--- TASK ---
Select every line containing the word "Participation" from the material, and copy those lines.

## begin EXERCISE INPUTS

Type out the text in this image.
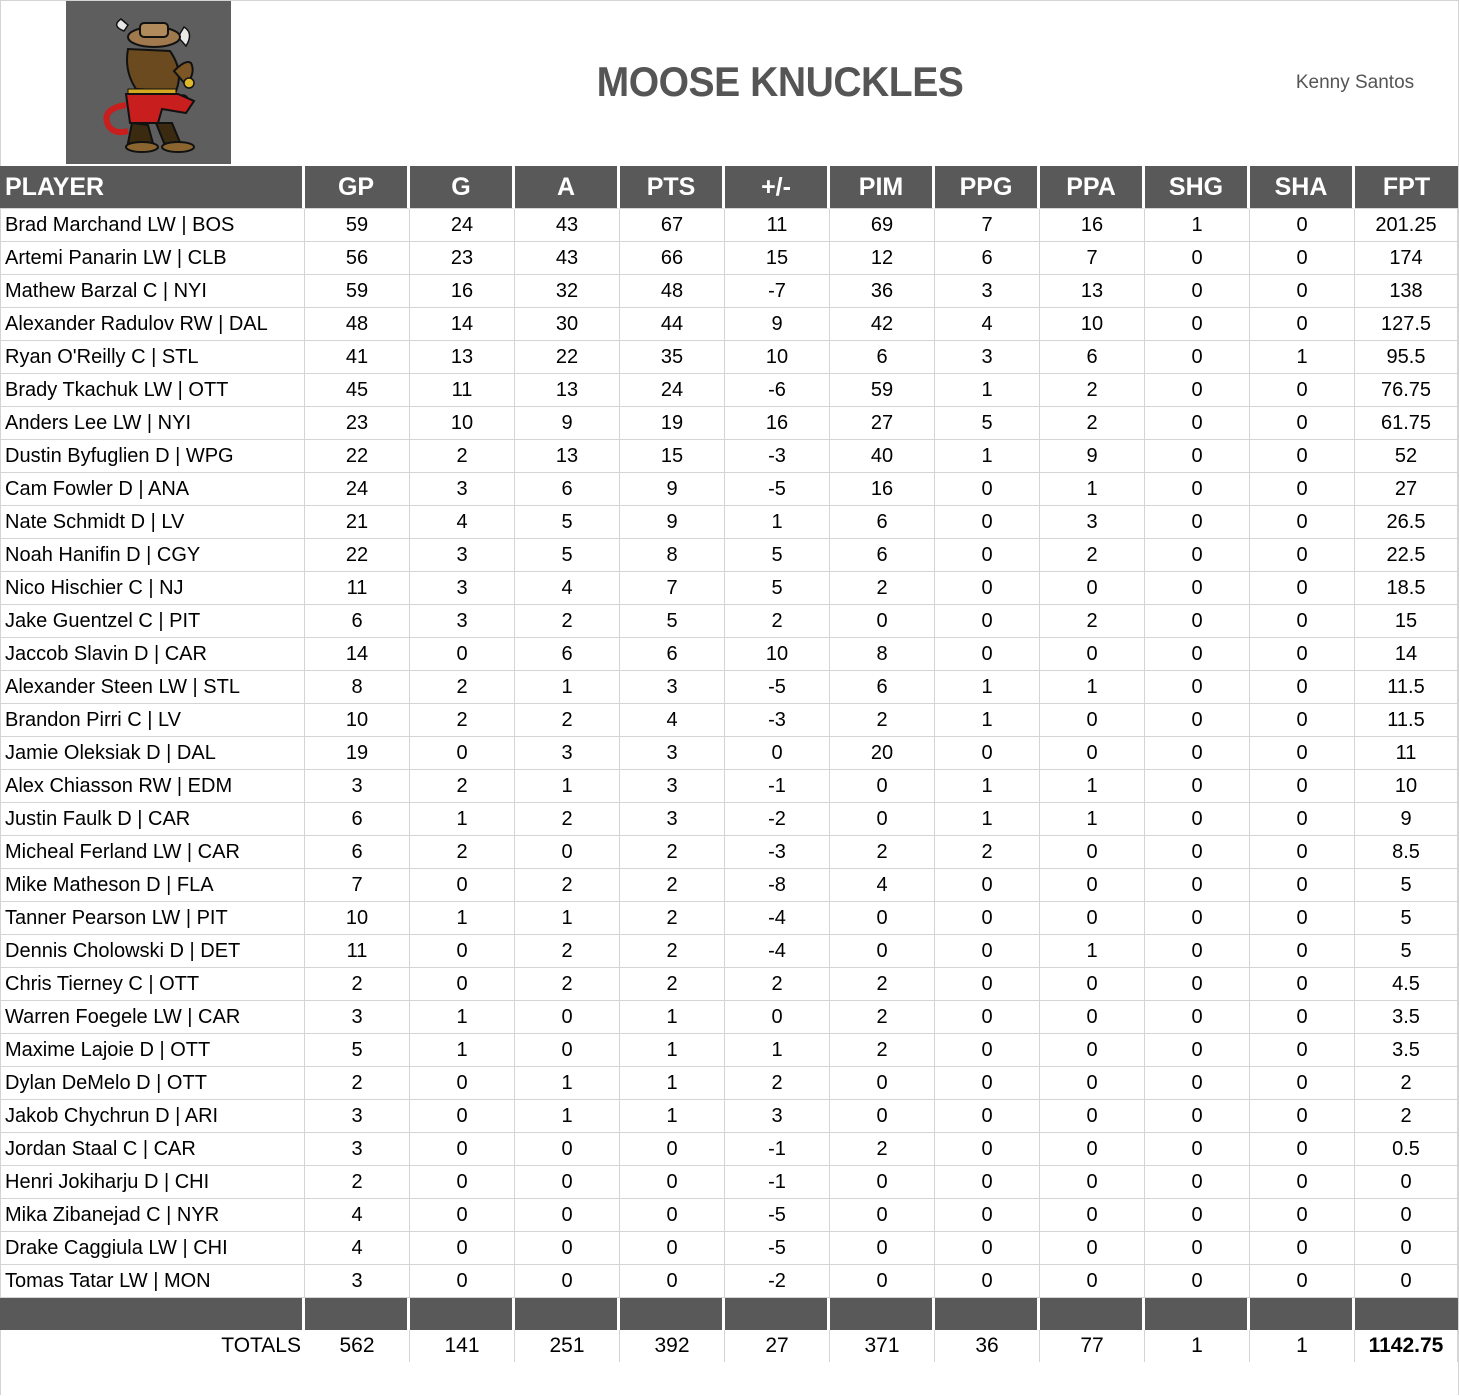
MOOSE KNUCKLES	Kenny Santos
PLAYER	GP	G	A	PTS	+/-	PIM	PPG	PPA	SHG	SHA	FPT
Brad Marchand LW | BOS	59	24	43	67	11	69	7	16	1	0	201.25
Artemi Panarin LW | CLB	56	23	43	66	15	12	6	7	0	0	174
Mathew Barzal C | NYI	59	16	32	48	-7	36	3	13	0	0	138
Alexander Radulov RW | DAL	48	14	30	44	9	42	4	10	0	0	127.5
Ryan O'Reilly C | STL	41	13	22	35	10	6	3	6	0	1	95.5
Brady Tkachuk LW | OTT	45	11	13	24	-6	59	1	2	0	0	76.75
Anders Lee LW | NYI	23	10	9	19	16	27	5	2	0	0	61.75
Dustin Byfuglien D | WPG	22	2	13	15	-3	40	1	9	0	0	52
Cam Fowler D | ANA	24	3	6	9	-5	16	0	1	0	0	27
Nate Schmidt D | LV	21	4	5	9	1	6	0	3	0	0	26.5
Noah Hanifin D | CGY	22	3	5	8	5	6	0	2	0	0	22.5
Nico Hischier C | NJ	11	3	4	7	5	2	0	0	0	0	18.5
Jake Guentzel C | PIT	6	3	2	5	2	0	0	2	0	0	15
Jaccob Slavin D | CAR	14	0	6	6	10	8	0	0	0	0	14
Alexander Steen LW | STL	8	2	1	3	-5	6	1	1	0	0	11.5
Brandon Pirri C | LV	10	2	2	4	-3	2	1	0	0	0	11.5
Jamie Oleksiak D | DAL	19	0	3	3	0	20	0	0	0	0	11
Alex Chiasson RW | EDM	3	2	1	3	-1	0	1	1	0	0	10
Justin Faulk D | CAR	6	1	2	3	-2	0	1	1	0	0	9
Micheal Ferland LW | CAR	6	2	0	2	-3	2	2	0	0	0	8.5
Mike Matheson D | FLA	7	0	2	2	-8	4	0	0	0	0	5
Tanner Pearson LW | PIT	10	1	1	2	-4	0	0	0	0	0	5
Dennis Cholowski D | DET	11	0	2	2	-4	0	0	1	0	0	5
Chris Tierney C | OTT	2	0	2	2	2	2	0	0	0	0	4.5
Warren Foegele LW | CAR	3	1	0	1	0	2	0	0	0	0	3.5
Maxime Lajoie D | OTT	5	1	0	1	1	2	0	0	0	0	3.5
Dylan DeMelo D | OTT	2	0	1	1	2	0	0	0	0	0	2
Jakob Chychrun D | ARI	3	0	1	1	3	0	0	0	0	0	2
Jordan Staal C | CAR	3	0	0	0	-1	2	0	0	0	0	0.5
Henri Jokiharju D | CHI	2	0	0	0	-1	0	0	0	0	0	0
Mika Zibanejad C | NYR	4	0	0	0	-5	0	0	0	0	0	0
Drake Caggiula LW | CHI	4	0	0	0	-5	0	0	0	0	0	0
Tomas Tatar LW | MON	3	0	0	0	-2	0	0	0	0	0	0

TOTALS	562	141	251	392	27	371	36	77	1	1	1142.75
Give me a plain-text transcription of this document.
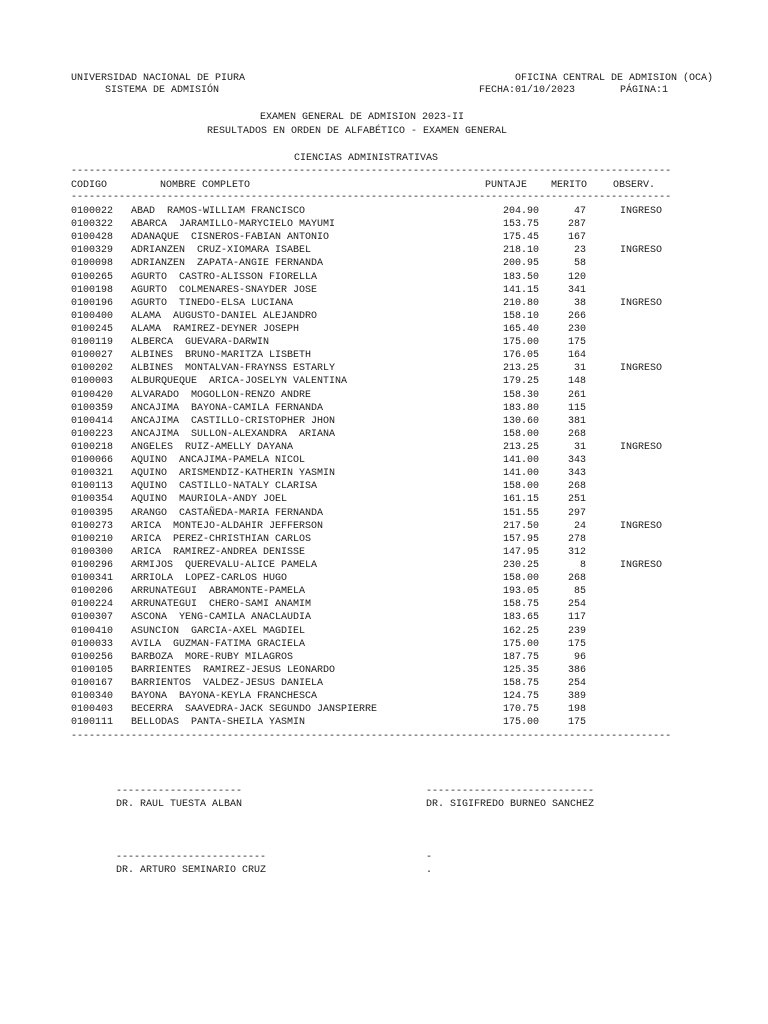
UNIVERSIDAD NACIONAL DE PIURA
SISTEMA DE ADMISIÓN
OFICINA CENTRAL DE ADMISION (OCA)
FECHA:01/10/2023	PÁGINA:1
EXAMEN GENERAL DE ADMISION 2023-II
RESULTADOS EN ORDEN DE ALFABÉTICO - EXAMEN GENERAL
CIENCIAS ADMINISTRATIVAS
----------------------------------------------------------------------------------------------------
CODIGO	NOMBRE COMPLETO	PUNTAJE MERITO	OBSERV.
----------------------------------------------------------------------------------------------------
0100022 ABAD  RAMOS-WILLIAM FRANCISCO	204.90	47	INGRESO
0100322 ABARCA  JARAMILLO-MARYCIELO MAYUMI	153.75	287
0100428 ADANAQUE  CISNEROS-FABIAN ANTONIO	175.45	167
0100329 ADRIANZEN  CRUZ-XIOMARA ISABEL	218.10	23	INGRESO
0100098 ADRIANZEN  ZAPATA-ANGIE FERNANDA	200.95	58
0100265 AGURTO  CASTRO-ALISSON FIORELLA	183.50	120
0100198 AGURTO  COLMENARES-SNAYDER JOSE	141.15	341
0100196 AGURTO  TINEDO-ELSA LUCIANA	210.80	38	INGRESO
0100400 ALAMA  AUGUSTO-DANIEL ALEJANDRO	158.10	266
0100245 ALAMA  RAMIREZ-DEYNER JOSEPH	165.40	230
0100119 ALBERCA  GUEVARA-DARWIN	175.00	175
0100027 ALBINES  BRUNO-MARITZA LISBETH	176.05	164
0100202 ALBINES  MONTALVAN-FRAYNSS ESTARLY	213.25	31	INGRESO
0100003 ALBURQUEQUE  ARICA-JOSELYN VALENTINA	179.25	148
0100420 ALVARADO  MOGOLLON-RENZO ANDRE	158.30	261
0100359 ANCAJIMA  BAYONA-CAMILA FERNANDA	183.80	115
0100414 ANCAJIMA  CASTILLO-CRISTOPHER JHON	130.60	381
0100223 ANCAJIMA  SULLON-ALEXANDRA  ARIANA	158.00	268
0100218 ANGELES  RUIZ-AMELLY DAYANA	213.25	31	INGRESO
0100066 AQUINO  ANCAJIMA-PAMELA NICOL	141.00	343
0100321 AQUINO  ARISMENDIZ-KATHERIN YASMIN	141.00	343
0100113 AQUINO  CASTILLO-NATALY CLARISA	158.00	268
0100354 AQUINO  MAURIOLA-ANDY JOEL	161.15	251
0100395 ARANGO  CASTAÑEDA-MARIA FERNANDA	151.55	297
0100273 ARICA  MONTEJO-ALDAHIR JEFFERSON	217.50	24	INGRESO
0100210 ARICA  PEREZ-CHRISTHIAN CARLOS	157.95	278
0100300 ARICA  RAMIREZ-ANDREA DENISSE	147.95	312
0100296 ARMIJOS  QUEREVALU-ALICE PAMELA	230.25	8	INGRESO
0100341 ARRIOLA  LOPEZ-CARLOS HUGO	158.00	268
0100206 ARRUNATEGUI  ABRAMONTE-PAMELA	193.05	85
0100224 ARRUNATEGUI  CHERO-SAMI ANAMIM	158.75	254
0100307 ASCONA  YENG-CAMILA ANACLAUDIA	183.65	117
0100410 ASUNCION  GARCIA-AXEL MAGDIEL	162.25	239
0100033 AVILA  GUZMAN-FATIMA GRACIELA	175.00	175
0100256 BARBOZA  MORE-RUBY MILAGROS	187.75	96
0100105 BARRIENTES  RAMIREZ-JESUS LEONARDO	125.35	386
0100167 BARRIENTOS  VALDEZ-JESUS DANIELA	158.75	254
0100340 BAYONA  BAYONA-KEYLA FRANCHESCA	124.75	389
0100403 BECERRA  SAAVEDRA-JACK SEGUNDO JANSPIERRE	170.75	198
0100111 BELLODAS  PANTA-SHEILA YASMIN	175.00	175
----------------------------------------------------------------------------------------------------
---------------------
DR. RAUL TUESTA ALBAN
----------------------------
DR. SIGIFREDO BURNEO SANCHEZ
-------------------------
DR. ARTURO SEMINARIO CRUZ
-
.
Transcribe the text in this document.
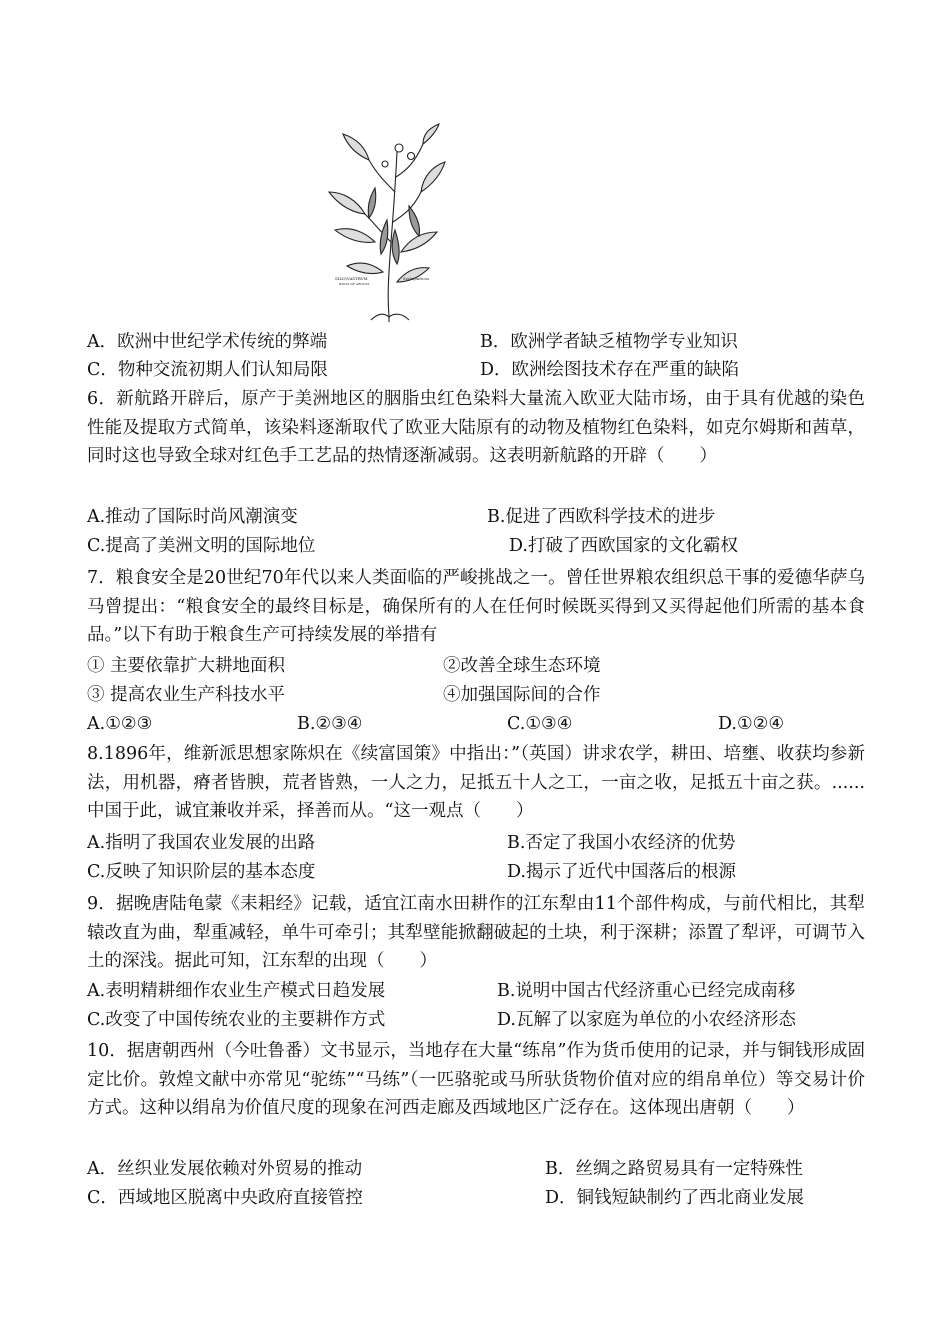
SILIQVASTRVM
BASTA DE ARNOTA
Seitsipaticus
A．欧洲中世纪学术传统的弊端	B．欧洲学者缺乏植物学专业知识
C．物种交流初期人们认知局限	D．欧洲绘图技术存在严重的缺陷
6．新航路开辟后，原产于美洲地区的胭脂虫红色染料大量流入欧亚大陆市场，由于具有优越的染色性能及提取方式简单，该染料逐渐取代了欧亚大陆原有的动物及植物红色染料，如克尔姆斯和茜草，同时这也导致全球对红色手工艺品的热情逐渐减弱。这表明新航路的开辟（　　）
A.推动了国际时尚风潮演变	B.促进了西欧科学技术的进步
C.提高了美洲文明的国际地位	D.打破了西欧国家的文化霸权
7．粮食安全是20世纪70年代以来人类面临的严峻挑战之一。曾任世界粮农组织总干事的爱德华萨乌马曾提出：“粮食安全的最终目标是，确保所有的人在任何时候既买得到又买得起他们所需的基本食品。”以下有助于粮食生产可持续发展的举措有
① 主要依靠扩大耕地面积	②改善全球生态环境
③ 提高农业生产科技水平	④加强国际间的合作
A.①②③	B.②③④	C.①③④	D.①②④
8.1896年，维新派思想家陈炽在《续富国策》中指出：”（英国）讲求农学，耕田、培壅、收获均参新法，用机器，瘠者皆腴，荒者皆熟，一人之力，足抵五十人之工，一亩之收，足抵五十亩之获。......中国于此，诚宜兼收并采，择善而从。“这一观点（　　）
A.指明了我国农业发展的出路	B.否定了我国小农经济的优势
C.反映了知识阶层的基本态度	D.揭示了近代中国落后的根源
9．据晚唐陆龟蒙《耒耜经》记载，适宜江南水田耕作的江东犁由11个部件构成，与前代相比，其犁辕改直为曲，犁重减轻，单牛可牵引；其犁壁能掀翻破起的土块，利于深耕；添置了犁评，可调节入土的深浅。据此可知，江东犁的出现（　　）
A.表明精耕细作农业生产模式日趋发展	B.说明中国古代经济重心已经完成南移
C.改变了中国传统农业的主要耕作方式	D.瓦解了以家庭为单位的小农经济形态
10．据唐朝西州（今吐鲁番）文书显示，当地存在大量“练帛”作为货币使用的记录，并与铜钱形成固定比价。敦煌文献中亦常见“驼练”“马练”（一匹骆驼或马所驮货物价值对应的绢帛单位）等交易计价方式。这种以绢帛为价值尺度的现象在河西走廊及西域地区广泛存在。这体现出唐朝（　　）
A．丝织业发展依赖对外贸易的推动	B．丝绸之路贸易具有一定特殊性
C．西域地区脱离中央政府直接管控	D．铜钱短缺制约了西北商业发展
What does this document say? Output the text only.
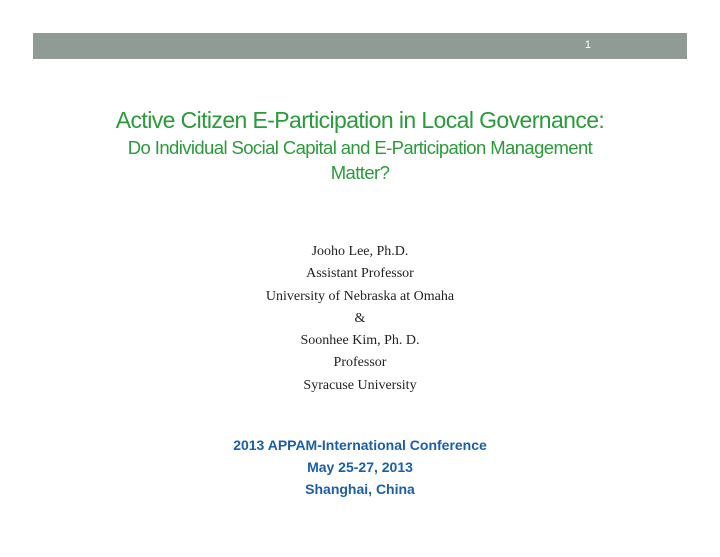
1
Active Citizen E-Participation in Local Governance:
Do Individual Social Capital and E-Participation Management
Matter?
Jooho Lee, Ph.D.
Assistant Professor
University of Nebraska at Omaha
&
Soonhee Kim, Ph. D.
Professor
Syracuse University
2013 APPAM-International Conference
May 25-27, 2013
Shanghai, China
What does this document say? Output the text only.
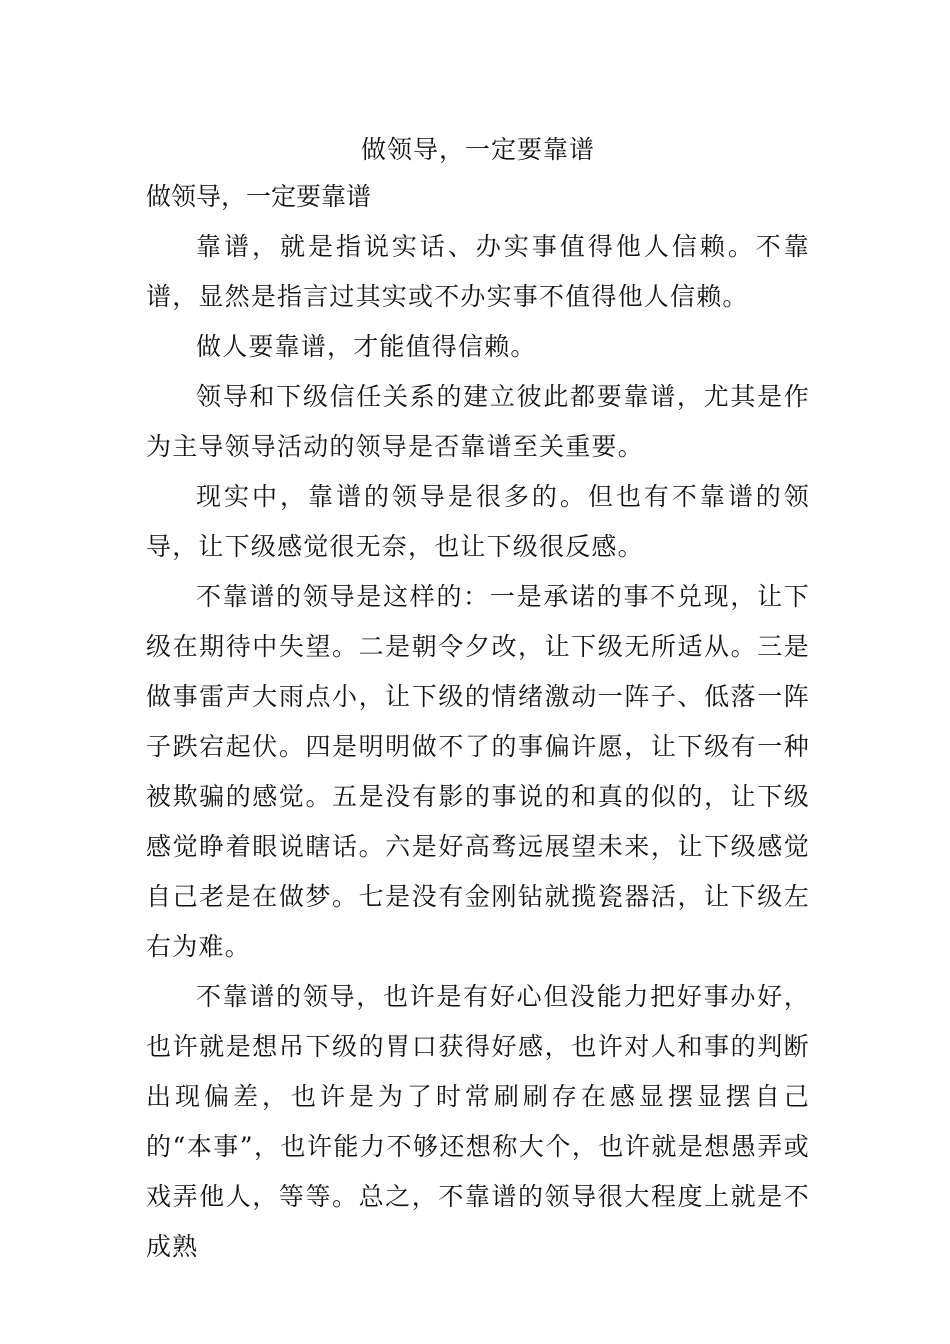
做领导，一定要靠谱
做领导，一定要靠谱

靠谱，就是指说实话、办实事值得他人信赖。不靠谱，显然是指言过其实或不办实事不值得他人信赖。

做人要靠谱，才能值得信赖。

领导和下级信任关系的建立彼此都要靠谱，尤其是作为主导领导活动的领导是否靠谱至关重要。

现实中，靠谱的领导是很多的。但也有不靠谱的领导，让下级感觉很无奈，也让下级很反感。

不靠谱的领导是这样的：一是承诺的事不兑现，让下级在期待中失望。二是朝令夕改，让下级无所适从。三是做事雷声大雨点小，让下级的情绪激动一阵子、低落一阵子跌宕起伏。四是明明做不了的事偏许愿，让下级有一种被欺骗的感觉。五是没有影的事说的和真的似的，让下级感觉睁着眼说瞎话。六是好高骛远展望未来，让下级感觉自己老是在做梦。七是没有金刚钻就揽瓷器活，让下级左右为难。

不靠谱的领导，也许是有好心但没能力把好事办好，也许就是想吊下级的胃口获得好感，也许对人和事的判断出现偏差，也许是为了时常刷刷存在感显摆显摆自己的“本事”，也许能力不够还想称大个，也许就是想愚弄或戏弄他人，等等。总之，不靠谱的领导很大程度上就是不成熟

## end EXERCISE INPUTS

--- RESPONSE TO THIS EXERCISE ---
Active Citizen E-Participation in Local Governance:
Do Individual Social Capital and E-Participation Management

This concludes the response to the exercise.